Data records
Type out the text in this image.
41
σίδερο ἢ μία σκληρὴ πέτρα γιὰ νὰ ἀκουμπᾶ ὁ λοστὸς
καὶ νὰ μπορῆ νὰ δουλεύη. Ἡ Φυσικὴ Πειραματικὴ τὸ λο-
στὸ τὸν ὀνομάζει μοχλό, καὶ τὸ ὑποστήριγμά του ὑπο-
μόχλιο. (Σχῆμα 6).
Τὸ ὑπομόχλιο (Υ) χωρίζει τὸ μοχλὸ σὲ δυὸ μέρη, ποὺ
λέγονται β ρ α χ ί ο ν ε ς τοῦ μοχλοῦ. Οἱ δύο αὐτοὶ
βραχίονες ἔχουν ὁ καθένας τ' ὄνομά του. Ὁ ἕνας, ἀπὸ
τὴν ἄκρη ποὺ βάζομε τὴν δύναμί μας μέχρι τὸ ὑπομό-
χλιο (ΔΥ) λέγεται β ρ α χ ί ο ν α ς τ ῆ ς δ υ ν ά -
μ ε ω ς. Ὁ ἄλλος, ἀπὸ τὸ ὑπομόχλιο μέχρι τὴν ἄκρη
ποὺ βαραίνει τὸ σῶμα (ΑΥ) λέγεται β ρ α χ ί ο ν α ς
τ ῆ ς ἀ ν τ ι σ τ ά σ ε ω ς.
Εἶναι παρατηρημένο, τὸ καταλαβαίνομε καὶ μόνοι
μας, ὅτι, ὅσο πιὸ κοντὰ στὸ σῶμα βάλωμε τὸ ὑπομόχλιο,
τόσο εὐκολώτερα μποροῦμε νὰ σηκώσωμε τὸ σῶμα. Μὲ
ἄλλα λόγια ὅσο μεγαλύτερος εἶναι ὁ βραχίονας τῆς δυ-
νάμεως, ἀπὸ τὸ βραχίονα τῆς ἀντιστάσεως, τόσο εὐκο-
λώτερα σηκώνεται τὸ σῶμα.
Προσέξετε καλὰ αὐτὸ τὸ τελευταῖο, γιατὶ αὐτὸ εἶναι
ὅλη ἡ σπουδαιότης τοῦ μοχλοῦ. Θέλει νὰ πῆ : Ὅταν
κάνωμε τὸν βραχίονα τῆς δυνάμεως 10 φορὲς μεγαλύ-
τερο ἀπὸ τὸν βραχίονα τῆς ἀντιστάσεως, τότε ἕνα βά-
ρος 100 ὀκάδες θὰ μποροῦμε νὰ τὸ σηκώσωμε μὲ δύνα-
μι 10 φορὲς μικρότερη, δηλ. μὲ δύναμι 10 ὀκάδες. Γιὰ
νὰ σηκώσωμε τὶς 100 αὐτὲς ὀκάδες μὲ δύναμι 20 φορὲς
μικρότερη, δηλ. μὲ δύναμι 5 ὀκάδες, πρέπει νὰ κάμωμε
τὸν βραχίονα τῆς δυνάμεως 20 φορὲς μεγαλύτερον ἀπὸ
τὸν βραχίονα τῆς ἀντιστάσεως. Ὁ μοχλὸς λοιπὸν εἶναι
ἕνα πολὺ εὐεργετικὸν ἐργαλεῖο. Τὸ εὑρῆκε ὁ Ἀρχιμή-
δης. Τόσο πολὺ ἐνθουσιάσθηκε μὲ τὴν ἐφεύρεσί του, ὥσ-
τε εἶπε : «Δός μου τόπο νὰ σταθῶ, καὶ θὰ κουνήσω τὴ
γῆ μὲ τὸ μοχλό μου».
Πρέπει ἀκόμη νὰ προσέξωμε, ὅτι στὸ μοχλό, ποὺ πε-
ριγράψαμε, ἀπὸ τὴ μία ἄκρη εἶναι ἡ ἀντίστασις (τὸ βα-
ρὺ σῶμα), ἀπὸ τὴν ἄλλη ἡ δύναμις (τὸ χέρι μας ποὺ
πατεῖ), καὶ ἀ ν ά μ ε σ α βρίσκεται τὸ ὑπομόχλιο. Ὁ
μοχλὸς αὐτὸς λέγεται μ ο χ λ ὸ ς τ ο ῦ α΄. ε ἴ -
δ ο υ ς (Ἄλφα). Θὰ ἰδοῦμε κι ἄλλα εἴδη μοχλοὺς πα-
==
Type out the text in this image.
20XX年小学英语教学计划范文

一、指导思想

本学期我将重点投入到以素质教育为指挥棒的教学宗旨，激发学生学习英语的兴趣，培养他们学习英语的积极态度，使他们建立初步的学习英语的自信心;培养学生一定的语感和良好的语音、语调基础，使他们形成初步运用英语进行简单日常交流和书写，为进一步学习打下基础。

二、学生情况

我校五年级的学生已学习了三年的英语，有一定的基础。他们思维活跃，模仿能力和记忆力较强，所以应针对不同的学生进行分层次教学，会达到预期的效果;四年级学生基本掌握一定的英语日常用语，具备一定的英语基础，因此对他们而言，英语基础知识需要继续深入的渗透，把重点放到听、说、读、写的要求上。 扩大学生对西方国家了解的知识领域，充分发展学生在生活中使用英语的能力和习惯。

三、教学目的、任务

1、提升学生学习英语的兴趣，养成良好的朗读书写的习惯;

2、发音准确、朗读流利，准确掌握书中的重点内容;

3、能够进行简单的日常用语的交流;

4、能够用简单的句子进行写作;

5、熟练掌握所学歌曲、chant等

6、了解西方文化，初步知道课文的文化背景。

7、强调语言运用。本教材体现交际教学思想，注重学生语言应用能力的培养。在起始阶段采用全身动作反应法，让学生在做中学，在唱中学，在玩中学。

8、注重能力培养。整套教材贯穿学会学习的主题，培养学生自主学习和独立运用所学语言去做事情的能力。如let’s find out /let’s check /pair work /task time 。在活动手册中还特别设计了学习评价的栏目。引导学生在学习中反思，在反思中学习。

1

*Exercise task*
Where a line above contains the string "ἀντιστάσεως", copy that line.

*Full output*
νάμεως, ἀπὸ τὸ βραχίονα τῆς ἀντιστάσεως, τόσο εὐκο-
τερο ἀπὸ τὸν βραχίονα τῆς ἀντιστάσεως, τότε ἕνα βά-
τὸν βραχίονα τῆς ἀντιστάσεως. Ὁ μοχλὸς λοιπὸν εἶναι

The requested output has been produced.